RECORDS SHOWN:
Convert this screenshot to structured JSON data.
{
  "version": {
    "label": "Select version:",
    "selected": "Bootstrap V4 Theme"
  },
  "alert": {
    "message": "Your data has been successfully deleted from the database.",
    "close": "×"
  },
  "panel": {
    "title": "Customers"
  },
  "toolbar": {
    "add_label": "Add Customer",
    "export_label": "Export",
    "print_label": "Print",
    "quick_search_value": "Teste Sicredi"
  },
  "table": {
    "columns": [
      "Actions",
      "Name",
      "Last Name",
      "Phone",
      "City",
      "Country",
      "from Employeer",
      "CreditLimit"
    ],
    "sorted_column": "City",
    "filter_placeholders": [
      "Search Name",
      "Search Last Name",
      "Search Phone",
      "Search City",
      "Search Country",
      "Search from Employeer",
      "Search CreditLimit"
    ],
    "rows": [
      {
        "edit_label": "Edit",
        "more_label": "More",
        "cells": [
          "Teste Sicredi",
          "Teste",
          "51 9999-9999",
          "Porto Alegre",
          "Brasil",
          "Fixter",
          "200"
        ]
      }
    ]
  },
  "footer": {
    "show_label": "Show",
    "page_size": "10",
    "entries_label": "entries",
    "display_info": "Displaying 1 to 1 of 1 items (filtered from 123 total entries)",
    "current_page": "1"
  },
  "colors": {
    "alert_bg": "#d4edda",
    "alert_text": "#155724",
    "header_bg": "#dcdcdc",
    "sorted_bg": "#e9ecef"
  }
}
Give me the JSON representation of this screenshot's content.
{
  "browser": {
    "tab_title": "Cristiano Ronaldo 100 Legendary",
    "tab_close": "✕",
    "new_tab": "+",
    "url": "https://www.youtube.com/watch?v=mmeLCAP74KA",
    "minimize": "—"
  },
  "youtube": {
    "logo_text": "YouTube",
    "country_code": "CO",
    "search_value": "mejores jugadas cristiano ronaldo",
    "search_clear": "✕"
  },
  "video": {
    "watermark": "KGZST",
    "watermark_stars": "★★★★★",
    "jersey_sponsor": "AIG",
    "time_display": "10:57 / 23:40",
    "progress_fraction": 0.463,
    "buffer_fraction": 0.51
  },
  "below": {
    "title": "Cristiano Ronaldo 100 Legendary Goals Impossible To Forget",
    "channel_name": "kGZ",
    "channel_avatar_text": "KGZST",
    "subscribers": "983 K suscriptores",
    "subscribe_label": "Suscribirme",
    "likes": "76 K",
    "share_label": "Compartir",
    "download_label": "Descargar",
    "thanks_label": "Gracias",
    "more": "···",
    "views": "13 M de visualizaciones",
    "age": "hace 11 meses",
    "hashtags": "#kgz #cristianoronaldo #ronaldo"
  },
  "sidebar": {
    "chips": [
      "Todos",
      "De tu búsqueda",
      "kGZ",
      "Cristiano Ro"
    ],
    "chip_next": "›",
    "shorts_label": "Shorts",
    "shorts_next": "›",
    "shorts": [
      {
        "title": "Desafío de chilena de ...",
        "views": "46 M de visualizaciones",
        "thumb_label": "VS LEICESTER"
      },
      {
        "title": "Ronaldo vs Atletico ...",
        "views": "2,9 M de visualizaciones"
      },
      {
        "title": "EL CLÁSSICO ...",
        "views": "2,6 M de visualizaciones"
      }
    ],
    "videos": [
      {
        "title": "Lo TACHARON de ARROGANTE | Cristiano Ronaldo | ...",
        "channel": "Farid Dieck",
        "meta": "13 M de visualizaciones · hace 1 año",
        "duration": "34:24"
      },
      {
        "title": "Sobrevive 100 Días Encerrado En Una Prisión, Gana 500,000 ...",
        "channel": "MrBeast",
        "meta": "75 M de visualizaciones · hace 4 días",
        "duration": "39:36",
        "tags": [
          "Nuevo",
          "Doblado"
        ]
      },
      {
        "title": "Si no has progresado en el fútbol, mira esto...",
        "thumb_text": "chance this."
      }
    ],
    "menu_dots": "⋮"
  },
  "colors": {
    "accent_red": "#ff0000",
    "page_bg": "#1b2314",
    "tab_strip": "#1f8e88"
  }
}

WHAT TO WORK ON: Repeat the whole listing exactly, keeping every line intact.

SOLUTION BELOW:
Convert this screenshot to structured JSON data.
{
  "version": {
    "label": "Select version:",
    "selected": "Bootstrap V4 Theme"
  },
  "alert": {
    "message": "Your data has been successfully deleted from the database.",
    "close": "×"
  },
  "panel": {
    "title": "Customers"
  },
  "toolbar": {
    "add_label": "Add Customer",
    "export_label": "Export",
    "print_label": "Print",
    "quick_search_value": "Teste Sicredi"
  },
  "table": {
    "columns": [
      "Actions",
      "Name",
      "Last Name",
      "Phone",
      "City",
      "Country",
      "from Employeer",
      "CreditLimit"
    ],
    "sorted_column": "City",
    "filter_placeholders": [
      "Search Name",
      "Search Last Name",
      "Search Phone",
      "Search City",
      "Search Country",
      "Search from Employeer",
      "Search CreditLimit"
    ],
    "rows": [
      {
        "edit_label": "Edit",
        "more_label": "More",
        "cells": [
          "Teste Sicredi",
          "Teste",
          "51 9999-9999",
          "Porto Alegre",
          "Brasil",
          "Fixter",
          "200"
        ]
      }
    ]
  },
  "footer": {
    "show_label": "Show",
    "page_size": "10",
    "entries_label": "entries",
    "display_info": "Displaying 1 to 1 of 1 items (filtered from 123 total entries)",
    "current_page": "1"
  },
  "colors": {
    "alert_bg": "#d4edda",
    "alert_text": "#155724",
    "header_bg": "#dcdcdc",
    "sorted_bg": "#e9ecef"
  }
}
Give me the JSON representation of this screenshot's content.
{
  "browser": {
    "tab_title": "Cristiano Ronaldo 100 Legendary",
    "tab_close": "✕",
    "new_tab": "+",
    "url": "https://www.youtube.com/watch?v=mmeLCAP74KA",
    "minimize": "—"
  },
  "youtube": {
    "logo_text": "YouTube",
    "country_code": "CO",
    "search_value": "mejores jugadas cristiano ronaldo",
    "search_clear": "✕"
  },
  "video": {
    "watermark": "KGZST",
    "watermark_stars": "★★★★★",
    "jersey_sponsor": "AIG",
    "time_display": "10:57 / 23:40",
    "progress_fraction": 0.463,
    "buffer_fraction": 0.51
  },
  "below": {
    "title": "Cristiano Ronaldo 100 Legendary Goals Impossible To Forget",
    "channel_name": "kGZ",
    "channel_avatar_text": "KGZST",
    "subscribers": "983 K suscriptores",
    "subscribe_label": "Suscribirme",
    "likes": "76 K",
    "share_label": "Compartir",
    "download_label": "Descargar",
    "thanks_label": "Gracias",
    "more": "···",
    "views": "13 M de visualizaciones",
    "age": "hace 11 meses",
    "hashtags": "#kgz #cristianoronaldo #ronaldo"
  },
  "sidebar": {
    "chips": [
      "Todos",
      "De tu búsqueda",
      "kGZ",
      "Cristiano Ro"
    ],
    "chip_next": "›",
    "shorts_label": "Shorts",
    "shorts_next": "›",
    "shorts": [
      {
        "title": "Desafío de chilena de ...",
        "views": "46 M de visualizaciones",
        "thumb_label": "VS LEICESTER"
      },
      {
        "title": "Ronaldo vs Atletico ...",
        "views": "2,9 M de visualizaciones"
      },
      {
        "title": "EL CLÁSSICO ...",
        "views": "2,6 M de visualizaciones"
      }
    ],
    "videos": [
      {
        "title": "Lo TACHARON de ARROGANTE | Cristiano Ronaldo | ...",
        "channel": "Farid Dieck",
        "meta": "13 M de visualizaciones · hace 1 año",
        "duration": "34:24"
      },
      {
        "title": "Sobrevive 100 Días Encerrado En Una Prisión, Gana 500,000 ...",
        "channel": "MrBeast",
        "meta": "75 M de visualizaciones · hace 4 días",
        "duration": "39:36",
        "tags": [
          "Nuevo",
          "Doblado"
        ]
      },
      {
        "title": "Si no has progresado en el fútbol, mira esto...",
        "thumb_text": "chance this."
      }
    ],
    "menu_dots": "⋮"
  },
  "colors": {
    "accent_red": "#ff0000",
    "page_bg": "#1b2314",
    "tab_strip": "#1f8e88"
  }
}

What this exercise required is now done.